[Records that describe figures]
_ _ _ _ _
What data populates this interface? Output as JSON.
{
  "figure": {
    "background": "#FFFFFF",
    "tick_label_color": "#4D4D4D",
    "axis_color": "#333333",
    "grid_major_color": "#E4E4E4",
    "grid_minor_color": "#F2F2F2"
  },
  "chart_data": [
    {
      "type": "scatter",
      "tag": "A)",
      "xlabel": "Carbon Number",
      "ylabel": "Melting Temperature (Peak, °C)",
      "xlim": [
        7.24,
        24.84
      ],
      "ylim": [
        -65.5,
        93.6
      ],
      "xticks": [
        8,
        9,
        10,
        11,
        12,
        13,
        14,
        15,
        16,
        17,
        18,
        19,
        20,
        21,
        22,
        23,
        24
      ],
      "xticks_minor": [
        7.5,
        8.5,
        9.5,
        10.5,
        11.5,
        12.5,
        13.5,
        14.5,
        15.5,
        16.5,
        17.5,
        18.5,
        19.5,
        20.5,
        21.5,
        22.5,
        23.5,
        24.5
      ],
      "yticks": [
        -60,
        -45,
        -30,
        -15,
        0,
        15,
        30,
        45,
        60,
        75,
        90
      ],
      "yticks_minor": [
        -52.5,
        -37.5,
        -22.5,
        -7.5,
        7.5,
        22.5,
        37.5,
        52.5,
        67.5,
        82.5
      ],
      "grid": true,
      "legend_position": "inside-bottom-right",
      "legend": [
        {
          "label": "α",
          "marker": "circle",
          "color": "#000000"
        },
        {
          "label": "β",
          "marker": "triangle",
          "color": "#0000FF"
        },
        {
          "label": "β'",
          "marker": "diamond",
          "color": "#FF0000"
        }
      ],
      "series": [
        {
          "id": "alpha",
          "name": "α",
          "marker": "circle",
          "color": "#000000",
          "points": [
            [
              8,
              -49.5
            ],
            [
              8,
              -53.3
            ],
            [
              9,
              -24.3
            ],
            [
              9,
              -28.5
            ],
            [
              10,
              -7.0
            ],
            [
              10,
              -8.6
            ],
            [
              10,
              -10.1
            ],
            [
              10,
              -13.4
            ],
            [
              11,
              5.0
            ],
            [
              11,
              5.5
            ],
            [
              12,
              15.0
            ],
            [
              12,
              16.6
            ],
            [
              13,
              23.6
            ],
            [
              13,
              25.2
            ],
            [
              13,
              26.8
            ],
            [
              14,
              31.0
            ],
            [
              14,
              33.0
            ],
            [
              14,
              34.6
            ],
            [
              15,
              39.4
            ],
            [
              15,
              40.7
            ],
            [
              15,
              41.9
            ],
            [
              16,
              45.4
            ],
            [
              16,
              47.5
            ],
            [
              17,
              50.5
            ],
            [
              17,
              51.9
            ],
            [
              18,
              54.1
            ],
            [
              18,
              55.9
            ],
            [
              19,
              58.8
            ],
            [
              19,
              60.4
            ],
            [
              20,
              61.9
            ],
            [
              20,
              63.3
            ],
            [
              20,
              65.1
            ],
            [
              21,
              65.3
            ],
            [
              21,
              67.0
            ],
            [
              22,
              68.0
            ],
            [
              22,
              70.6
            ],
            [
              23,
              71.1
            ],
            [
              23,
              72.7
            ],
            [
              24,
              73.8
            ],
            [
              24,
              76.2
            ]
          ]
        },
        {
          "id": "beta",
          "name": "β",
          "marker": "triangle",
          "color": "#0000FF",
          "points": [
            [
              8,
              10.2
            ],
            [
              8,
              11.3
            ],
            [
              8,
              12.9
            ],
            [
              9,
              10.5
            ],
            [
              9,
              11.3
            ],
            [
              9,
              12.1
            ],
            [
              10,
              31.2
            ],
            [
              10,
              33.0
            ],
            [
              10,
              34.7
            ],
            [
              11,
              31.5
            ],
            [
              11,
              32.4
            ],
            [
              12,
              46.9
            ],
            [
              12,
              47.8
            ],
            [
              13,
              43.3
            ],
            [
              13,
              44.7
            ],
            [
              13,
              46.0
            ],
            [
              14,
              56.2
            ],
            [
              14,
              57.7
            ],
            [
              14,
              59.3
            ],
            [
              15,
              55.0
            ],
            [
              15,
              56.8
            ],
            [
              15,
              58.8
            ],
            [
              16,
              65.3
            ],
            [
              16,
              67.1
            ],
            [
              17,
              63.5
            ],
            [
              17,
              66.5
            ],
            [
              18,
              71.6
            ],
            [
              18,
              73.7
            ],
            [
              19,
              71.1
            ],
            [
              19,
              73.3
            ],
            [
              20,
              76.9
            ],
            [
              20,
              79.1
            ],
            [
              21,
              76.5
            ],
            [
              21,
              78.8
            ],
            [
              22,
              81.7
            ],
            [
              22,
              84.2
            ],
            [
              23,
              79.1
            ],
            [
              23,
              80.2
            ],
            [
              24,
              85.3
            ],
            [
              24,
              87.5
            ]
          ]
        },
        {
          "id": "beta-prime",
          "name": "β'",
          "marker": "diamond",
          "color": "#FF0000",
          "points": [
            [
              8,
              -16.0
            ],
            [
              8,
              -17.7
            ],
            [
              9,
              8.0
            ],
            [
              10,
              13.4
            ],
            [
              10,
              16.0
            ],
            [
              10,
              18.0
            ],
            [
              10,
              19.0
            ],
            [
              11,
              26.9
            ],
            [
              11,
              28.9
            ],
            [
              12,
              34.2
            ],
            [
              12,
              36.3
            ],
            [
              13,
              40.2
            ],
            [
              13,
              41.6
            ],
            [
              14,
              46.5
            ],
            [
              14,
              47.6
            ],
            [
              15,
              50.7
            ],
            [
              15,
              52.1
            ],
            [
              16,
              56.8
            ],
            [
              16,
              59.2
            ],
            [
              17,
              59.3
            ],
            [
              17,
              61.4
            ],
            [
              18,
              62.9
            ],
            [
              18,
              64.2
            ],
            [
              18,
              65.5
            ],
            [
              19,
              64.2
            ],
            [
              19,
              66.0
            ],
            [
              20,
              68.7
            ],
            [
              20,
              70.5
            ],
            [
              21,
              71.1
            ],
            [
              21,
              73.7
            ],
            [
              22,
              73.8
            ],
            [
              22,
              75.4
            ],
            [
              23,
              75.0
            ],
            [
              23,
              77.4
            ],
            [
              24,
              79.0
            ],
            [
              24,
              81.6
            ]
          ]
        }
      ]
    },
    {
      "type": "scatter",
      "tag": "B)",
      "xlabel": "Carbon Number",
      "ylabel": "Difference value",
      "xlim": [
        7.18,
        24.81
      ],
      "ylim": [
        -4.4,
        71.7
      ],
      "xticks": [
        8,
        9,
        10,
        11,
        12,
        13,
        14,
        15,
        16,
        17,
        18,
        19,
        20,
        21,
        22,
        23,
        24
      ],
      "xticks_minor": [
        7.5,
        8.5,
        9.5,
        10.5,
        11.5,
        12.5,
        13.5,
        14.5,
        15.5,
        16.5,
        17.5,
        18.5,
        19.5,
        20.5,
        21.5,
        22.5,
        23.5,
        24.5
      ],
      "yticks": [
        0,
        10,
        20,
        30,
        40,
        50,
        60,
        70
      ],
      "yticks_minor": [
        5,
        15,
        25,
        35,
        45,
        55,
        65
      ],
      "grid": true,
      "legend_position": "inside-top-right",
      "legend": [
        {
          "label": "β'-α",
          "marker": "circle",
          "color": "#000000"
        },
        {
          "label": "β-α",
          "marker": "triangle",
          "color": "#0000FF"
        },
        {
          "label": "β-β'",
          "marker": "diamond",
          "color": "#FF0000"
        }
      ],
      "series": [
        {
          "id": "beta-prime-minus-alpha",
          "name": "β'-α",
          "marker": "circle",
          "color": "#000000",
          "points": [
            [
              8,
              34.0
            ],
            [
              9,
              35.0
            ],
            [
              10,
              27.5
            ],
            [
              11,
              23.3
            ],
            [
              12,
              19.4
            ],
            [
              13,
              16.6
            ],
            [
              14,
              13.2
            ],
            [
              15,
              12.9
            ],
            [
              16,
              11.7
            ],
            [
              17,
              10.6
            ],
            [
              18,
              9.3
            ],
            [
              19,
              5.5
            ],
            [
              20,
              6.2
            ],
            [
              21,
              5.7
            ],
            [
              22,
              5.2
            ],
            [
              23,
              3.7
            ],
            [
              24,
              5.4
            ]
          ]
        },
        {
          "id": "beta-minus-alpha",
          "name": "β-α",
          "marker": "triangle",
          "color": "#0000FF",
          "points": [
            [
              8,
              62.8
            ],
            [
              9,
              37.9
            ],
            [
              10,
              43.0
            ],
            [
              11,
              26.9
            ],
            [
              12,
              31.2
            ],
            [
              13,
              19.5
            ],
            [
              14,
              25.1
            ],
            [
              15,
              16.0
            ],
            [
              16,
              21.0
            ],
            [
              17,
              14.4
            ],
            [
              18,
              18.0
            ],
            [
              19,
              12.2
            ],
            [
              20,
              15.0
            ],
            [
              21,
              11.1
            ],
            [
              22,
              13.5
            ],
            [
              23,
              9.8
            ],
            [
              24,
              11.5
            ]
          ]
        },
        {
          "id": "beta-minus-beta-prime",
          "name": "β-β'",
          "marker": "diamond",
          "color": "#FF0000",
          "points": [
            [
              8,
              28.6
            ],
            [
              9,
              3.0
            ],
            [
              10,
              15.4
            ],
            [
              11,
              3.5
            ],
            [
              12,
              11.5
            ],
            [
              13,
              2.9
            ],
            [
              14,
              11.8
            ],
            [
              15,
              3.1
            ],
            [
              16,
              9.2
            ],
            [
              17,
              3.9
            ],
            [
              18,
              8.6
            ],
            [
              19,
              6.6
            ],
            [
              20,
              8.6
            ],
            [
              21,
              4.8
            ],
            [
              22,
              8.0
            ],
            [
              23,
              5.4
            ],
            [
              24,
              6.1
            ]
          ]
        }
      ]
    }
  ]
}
_ _ _ _ _
Which lines above contain "alpha"? Show each of them.

          "id": "alpha",
          "id": "beta-prime-minus-alpha",
          "id": "beta-minus-alpha",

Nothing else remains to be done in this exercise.